That was the first proclamation of the eternal Gospel that sustains and strengthens the people of God against every evil attack of the ancient serpent, who is called Satan. It proclaims the judgement of God upon the devil, which is the vindication of sinners who have repented of listening to his deceits and now believe the gracious words that come from the mouth of God. The One who made heaven and earth, the sea and the springs of water for us, has condemned the Defiler who poisoned it all. The One who judges evil and will eradicate it, is the One who has always been providing for us to live in peace and grace with Him for ever.
And so He who made us in His image, took on our human nature so that His words might be as words always should be. Words of truth enact what they proclaim. And the eternal Word of God “became flesh and dwelt among us” (John 1:14). He came to enact that eternal Gospel first proclaimed to the satanic serpent in the presence of the first sinners. Our Lord Jesus Christ crushed the head of the serpent through His own suffering, death and resurrection for the sins of the world. He who brought corruption when there was but one man and one woman was defeated and Jesus Christ, the eternal only-begotten Son, has saved those from every nation and tribe and language and people.
This, of course, is the eternal Gospel that touched the life of Martin Luther Himself, in the midst of his own struggles with sin and the very dynamic afflictions that Satan threw at him. This is the revelation to Luther of Jesus Christ executing His victory and judgement against the powers of evil that were assailing the church in his day. This is the Christian and righteous doctrine that Dr Martin Luther penned and preached in such a convicting and inspiring way that there was a very real turning point in the history of the church, a time of Reformation in which Luther was the central player and the eternal Gospel was proclaimed with a lauter (clarity) that had not been heard for a long time.

» Questions
A. In the passage on the eternal Gospel, what English word is given for "lauter"?
B. Continue the passage on the eternal Gospel, starting after its final sentence.

» Data for review
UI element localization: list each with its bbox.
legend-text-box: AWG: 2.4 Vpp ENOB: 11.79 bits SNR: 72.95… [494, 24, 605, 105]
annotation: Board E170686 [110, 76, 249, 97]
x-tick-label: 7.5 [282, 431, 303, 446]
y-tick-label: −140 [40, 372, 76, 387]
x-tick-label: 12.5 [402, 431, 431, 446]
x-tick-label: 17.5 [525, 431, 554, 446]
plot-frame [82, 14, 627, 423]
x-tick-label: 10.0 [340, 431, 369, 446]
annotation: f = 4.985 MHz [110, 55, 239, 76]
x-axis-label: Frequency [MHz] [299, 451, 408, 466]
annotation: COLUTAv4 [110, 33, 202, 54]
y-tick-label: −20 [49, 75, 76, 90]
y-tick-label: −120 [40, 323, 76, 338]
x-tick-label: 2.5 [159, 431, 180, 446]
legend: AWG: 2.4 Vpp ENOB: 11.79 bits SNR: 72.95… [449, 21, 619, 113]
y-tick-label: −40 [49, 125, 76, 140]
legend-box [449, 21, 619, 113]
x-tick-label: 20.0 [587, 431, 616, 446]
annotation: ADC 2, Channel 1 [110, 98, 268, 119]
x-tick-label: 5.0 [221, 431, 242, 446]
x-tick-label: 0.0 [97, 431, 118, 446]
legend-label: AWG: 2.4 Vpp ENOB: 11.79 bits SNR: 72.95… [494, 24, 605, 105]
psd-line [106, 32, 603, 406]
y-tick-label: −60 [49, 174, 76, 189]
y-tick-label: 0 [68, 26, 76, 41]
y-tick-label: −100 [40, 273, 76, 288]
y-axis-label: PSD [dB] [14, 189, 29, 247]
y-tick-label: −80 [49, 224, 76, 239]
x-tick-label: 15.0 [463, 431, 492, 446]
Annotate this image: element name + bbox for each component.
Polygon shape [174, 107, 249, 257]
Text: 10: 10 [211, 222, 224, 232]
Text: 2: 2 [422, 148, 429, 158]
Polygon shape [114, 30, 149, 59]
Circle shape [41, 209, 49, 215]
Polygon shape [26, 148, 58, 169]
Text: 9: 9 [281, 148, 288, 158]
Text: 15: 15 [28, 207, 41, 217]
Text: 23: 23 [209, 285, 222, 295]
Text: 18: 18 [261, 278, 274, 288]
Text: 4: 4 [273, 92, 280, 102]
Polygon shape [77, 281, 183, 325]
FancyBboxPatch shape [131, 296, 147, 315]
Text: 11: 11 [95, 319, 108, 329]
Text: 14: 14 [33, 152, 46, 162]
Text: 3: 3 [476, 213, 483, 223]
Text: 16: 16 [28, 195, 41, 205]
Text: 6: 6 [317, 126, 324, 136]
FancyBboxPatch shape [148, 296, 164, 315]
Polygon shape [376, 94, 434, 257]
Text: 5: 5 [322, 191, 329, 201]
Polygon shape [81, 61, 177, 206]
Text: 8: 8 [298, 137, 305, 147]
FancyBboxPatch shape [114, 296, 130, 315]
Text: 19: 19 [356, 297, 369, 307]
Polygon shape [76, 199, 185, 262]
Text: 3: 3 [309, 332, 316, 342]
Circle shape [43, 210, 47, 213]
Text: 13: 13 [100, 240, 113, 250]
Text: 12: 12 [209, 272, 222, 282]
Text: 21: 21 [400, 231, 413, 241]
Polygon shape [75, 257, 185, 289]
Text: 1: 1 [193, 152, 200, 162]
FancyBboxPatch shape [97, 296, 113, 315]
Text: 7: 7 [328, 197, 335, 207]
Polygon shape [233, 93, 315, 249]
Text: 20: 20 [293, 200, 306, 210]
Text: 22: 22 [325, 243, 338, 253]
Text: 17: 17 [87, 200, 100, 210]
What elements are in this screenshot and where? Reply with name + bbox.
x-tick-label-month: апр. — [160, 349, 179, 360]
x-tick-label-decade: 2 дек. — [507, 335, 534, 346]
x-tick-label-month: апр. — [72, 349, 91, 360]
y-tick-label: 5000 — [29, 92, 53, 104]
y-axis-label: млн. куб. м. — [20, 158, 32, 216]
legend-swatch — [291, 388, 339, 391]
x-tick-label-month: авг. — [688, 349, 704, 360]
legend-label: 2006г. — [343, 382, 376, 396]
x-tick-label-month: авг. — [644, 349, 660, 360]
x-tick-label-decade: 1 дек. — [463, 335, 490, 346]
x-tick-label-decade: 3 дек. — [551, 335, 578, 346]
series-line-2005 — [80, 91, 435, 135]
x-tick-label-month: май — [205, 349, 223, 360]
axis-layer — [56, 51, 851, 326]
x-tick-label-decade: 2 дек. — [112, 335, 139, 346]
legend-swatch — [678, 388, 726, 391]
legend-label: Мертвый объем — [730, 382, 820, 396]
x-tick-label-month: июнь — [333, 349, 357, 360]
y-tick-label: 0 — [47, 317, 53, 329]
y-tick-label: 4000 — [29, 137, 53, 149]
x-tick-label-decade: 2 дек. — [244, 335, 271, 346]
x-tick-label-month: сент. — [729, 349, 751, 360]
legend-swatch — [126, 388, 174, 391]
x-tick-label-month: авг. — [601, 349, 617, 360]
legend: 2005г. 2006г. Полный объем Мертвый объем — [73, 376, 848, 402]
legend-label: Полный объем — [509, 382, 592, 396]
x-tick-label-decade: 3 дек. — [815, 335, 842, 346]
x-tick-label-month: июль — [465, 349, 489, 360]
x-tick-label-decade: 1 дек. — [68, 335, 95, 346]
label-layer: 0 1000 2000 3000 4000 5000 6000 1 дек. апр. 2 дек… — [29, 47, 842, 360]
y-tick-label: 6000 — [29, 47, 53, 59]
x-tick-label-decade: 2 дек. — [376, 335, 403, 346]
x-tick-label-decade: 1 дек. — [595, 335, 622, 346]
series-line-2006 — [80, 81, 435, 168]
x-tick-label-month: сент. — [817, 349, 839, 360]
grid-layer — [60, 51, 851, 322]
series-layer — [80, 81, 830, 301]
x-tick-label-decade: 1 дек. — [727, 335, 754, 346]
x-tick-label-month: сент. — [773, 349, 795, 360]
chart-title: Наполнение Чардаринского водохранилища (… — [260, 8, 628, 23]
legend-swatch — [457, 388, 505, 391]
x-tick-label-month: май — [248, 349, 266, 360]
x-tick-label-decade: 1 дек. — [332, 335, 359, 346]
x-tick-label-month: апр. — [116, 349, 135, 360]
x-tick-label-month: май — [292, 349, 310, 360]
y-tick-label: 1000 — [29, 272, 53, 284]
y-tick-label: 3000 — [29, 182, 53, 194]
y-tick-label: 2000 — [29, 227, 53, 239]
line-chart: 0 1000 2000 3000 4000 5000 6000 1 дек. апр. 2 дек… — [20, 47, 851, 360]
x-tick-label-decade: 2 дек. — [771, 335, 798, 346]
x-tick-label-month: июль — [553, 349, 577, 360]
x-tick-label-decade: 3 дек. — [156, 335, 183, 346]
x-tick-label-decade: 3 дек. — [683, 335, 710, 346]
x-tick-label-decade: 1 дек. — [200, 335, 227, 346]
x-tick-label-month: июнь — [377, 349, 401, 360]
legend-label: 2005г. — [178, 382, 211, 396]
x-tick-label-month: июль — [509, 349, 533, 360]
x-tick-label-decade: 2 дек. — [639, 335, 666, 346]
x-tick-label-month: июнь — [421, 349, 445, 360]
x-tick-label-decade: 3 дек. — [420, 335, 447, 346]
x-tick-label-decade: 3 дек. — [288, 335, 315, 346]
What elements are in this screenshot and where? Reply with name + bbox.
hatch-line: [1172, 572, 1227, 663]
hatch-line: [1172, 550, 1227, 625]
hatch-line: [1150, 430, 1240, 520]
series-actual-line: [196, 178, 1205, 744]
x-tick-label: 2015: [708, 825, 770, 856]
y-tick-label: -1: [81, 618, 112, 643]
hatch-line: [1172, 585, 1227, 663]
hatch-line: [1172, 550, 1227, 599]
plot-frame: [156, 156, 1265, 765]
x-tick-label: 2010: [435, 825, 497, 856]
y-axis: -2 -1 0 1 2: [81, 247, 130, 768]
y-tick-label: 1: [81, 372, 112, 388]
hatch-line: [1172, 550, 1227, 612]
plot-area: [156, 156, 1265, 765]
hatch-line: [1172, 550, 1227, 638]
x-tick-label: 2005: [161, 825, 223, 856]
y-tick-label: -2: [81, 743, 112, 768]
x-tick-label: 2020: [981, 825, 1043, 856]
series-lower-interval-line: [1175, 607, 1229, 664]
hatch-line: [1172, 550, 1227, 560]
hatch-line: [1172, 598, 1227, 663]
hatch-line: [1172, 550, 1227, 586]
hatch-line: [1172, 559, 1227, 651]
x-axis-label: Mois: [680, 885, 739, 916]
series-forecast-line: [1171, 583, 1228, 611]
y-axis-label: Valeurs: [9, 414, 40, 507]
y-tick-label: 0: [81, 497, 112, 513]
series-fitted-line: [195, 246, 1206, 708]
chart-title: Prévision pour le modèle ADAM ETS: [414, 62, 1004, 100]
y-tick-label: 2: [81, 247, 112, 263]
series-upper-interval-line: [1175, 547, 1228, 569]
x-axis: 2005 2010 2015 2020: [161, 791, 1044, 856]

» Per-task outputs
A. Clarity.

B.
That being said, it is an eternal Gospel that never was and never will be silenced. Luther did not suddenly appear in the midst of the sky and proclaim something new. The eternal angel, revealed to St. John was already long at work before Luther was ever born. It is God’s Gospel to proclaim from Genesis to Revelation, not only as books of the Bible, but as the lived reality of those who are the focus of God’s grace and mercy in Christ Jesus.
So the proclamation of this eternal Gospel did not begin with Luther. He needed to have it proclaimed to him before it could pour forth from him to us. God’s voice first proclaimed it in the Garden of Eden, and ever since, as the devil has continued his lies and deceit, the God who made heaven and earth for you has had His holy angel proclaiming this eternal Gospel, giving you reason to rejoice that the victory has been won, you have been saved in Christ, and the enemy is judged and condemned.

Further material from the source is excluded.